Work required:
Copy the items from the start through the line containing "contact-name: UBA > — [109, 259, 705, 279]", reproducing those lines unchanged.

[Data listing]
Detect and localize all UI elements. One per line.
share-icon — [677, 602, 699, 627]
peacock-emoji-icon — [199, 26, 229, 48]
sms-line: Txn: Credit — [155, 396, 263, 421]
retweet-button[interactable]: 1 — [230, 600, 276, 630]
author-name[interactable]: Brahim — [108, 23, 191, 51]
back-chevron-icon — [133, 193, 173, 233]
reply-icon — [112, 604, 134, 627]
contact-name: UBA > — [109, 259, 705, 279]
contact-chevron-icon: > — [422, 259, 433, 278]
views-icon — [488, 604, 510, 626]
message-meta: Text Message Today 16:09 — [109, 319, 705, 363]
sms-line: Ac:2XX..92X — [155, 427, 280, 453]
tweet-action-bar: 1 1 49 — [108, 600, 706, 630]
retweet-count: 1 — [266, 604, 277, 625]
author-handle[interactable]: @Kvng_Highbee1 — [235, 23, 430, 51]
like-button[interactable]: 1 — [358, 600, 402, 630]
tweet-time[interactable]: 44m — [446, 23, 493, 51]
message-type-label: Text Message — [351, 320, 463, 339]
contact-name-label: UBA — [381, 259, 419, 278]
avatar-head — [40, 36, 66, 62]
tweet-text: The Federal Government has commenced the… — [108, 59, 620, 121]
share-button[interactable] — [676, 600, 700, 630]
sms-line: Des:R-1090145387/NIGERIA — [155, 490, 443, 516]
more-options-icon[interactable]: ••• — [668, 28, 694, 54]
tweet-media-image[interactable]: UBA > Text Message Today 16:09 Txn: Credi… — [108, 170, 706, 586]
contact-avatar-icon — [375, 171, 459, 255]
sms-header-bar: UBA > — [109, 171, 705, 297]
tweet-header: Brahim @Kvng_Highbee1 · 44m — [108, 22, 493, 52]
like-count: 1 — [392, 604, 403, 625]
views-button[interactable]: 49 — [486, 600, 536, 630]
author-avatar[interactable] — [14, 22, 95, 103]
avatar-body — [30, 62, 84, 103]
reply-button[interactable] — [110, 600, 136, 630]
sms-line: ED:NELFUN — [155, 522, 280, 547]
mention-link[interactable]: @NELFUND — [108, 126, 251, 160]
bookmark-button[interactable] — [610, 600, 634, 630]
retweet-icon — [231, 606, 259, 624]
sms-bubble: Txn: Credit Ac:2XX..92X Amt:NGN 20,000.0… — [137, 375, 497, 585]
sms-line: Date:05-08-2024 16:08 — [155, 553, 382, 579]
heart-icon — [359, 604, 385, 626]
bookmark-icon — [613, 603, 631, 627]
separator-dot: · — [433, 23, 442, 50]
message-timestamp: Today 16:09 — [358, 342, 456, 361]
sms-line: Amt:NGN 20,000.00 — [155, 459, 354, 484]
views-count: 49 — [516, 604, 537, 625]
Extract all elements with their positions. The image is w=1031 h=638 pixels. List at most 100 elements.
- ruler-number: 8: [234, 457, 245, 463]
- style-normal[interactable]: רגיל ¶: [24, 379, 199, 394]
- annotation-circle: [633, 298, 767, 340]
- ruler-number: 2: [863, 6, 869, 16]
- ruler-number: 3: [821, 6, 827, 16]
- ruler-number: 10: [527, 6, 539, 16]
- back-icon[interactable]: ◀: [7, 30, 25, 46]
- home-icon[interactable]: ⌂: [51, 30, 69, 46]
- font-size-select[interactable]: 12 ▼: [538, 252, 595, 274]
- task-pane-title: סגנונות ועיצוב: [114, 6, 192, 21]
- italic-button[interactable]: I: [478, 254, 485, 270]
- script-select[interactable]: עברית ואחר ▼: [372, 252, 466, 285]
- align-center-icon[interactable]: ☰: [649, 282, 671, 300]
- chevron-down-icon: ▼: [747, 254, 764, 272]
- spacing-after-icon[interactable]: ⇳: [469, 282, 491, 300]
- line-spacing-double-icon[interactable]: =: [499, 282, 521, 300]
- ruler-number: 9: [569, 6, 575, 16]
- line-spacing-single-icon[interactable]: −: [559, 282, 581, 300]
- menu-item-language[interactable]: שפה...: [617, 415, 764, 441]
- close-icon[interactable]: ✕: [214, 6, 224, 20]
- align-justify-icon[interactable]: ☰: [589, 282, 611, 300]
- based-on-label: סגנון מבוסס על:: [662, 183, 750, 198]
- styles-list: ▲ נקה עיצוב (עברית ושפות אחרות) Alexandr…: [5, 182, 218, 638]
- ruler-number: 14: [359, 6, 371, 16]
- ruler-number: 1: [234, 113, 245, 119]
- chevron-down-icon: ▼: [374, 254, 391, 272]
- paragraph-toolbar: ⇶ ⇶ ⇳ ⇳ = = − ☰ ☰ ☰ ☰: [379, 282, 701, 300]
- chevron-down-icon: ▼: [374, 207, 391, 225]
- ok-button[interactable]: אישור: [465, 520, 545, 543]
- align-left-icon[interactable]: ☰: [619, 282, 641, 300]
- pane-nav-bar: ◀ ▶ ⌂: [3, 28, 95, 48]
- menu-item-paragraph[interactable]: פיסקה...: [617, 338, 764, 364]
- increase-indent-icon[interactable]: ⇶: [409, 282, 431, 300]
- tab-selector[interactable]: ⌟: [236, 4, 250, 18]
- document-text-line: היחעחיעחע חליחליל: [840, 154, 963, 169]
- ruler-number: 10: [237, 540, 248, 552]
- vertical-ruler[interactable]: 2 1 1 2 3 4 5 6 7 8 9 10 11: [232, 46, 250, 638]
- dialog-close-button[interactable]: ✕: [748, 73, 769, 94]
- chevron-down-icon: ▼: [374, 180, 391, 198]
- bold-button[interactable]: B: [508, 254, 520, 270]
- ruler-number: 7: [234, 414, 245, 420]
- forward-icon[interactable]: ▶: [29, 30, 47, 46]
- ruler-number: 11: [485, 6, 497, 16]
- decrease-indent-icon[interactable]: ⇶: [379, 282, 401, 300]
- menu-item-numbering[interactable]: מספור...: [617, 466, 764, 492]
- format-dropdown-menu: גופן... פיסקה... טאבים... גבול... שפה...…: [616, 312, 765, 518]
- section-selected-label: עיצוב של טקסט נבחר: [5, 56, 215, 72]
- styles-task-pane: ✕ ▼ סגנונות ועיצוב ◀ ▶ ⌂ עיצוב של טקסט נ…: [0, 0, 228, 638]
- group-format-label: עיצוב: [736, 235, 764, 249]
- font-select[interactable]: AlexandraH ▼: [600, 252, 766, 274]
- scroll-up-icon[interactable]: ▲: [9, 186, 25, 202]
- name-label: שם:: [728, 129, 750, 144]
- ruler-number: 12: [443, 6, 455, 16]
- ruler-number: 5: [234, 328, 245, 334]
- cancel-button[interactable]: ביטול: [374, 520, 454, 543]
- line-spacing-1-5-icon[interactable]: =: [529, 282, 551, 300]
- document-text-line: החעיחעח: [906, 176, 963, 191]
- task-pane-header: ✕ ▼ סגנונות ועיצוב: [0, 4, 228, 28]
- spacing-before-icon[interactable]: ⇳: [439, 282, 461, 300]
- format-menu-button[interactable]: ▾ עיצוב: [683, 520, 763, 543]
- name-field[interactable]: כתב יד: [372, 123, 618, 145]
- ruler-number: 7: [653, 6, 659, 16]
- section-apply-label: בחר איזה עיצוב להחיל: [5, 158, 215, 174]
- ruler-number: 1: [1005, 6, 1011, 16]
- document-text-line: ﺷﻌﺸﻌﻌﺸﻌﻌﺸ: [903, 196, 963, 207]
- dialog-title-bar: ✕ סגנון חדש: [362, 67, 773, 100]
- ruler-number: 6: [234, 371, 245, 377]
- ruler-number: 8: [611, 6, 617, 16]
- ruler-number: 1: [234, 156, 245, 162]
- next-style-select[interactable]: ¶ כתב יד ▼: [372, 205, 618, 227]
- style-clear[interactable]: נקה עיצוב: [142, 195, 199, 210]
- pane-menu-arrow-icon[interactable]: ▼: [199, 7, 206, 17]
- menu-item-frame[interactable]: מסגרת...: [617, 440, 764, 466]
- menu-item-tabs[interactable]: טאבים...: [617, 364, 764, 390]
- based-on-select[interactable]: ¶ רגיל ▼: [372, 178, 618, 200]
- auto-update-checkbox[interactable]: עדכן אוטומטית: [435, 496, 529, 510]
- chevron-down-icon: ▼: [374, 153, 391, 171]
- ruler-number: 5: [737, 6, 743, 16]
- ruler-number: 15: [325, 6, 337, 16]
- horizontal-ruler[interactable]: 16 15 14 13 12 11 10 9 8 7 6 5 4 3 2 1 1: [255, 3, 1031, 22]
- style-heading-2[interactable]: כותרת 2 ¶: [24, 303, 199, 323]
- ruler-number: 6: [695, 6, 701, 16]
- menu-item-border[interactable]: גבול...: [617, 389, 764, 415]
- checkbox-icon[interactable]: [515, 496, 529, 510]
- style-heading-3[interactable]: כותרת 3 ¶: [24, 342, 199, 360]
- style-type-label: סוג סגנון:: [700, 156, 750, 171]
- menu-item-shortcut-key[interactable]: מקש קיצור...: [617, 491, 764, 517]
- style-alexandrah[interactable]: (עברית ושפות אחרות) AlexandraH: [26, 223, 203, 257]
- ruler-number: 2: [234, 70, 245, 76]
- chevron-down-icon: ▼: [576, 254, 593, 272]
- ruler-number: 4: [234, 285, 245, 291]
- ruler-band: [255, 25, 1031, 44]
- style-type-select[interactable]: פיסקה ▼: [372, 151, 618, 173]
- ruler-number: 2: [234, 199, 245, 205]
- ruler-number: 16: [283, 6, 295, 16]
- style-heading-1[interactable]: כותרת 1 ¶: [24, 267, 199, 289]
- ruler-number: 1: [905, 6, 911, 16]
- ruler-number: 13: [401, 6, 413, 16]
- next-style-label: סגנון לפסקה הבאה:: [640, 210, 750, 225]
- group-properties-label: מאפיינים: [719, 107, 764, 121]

Task response:
Detect and localize all UI elements. One per line.
share-icon — [677, 602, 699, 627]
peacock-emoji-icon — [199, 26, 229, 48]
sms-line: Txn: Credit — [155, 396, 263, 421]
retweet-button[interactable]: 1 — [230, 600, 276, 630]
author-name[interactable]: Brahim — [108, 23, 191, 51]
back-chevron-icon — [133, 193, 173, 233]
reply-icon — [112, 604, 134, 627]
contact-name: UBA > — [109, 259, 705, 279]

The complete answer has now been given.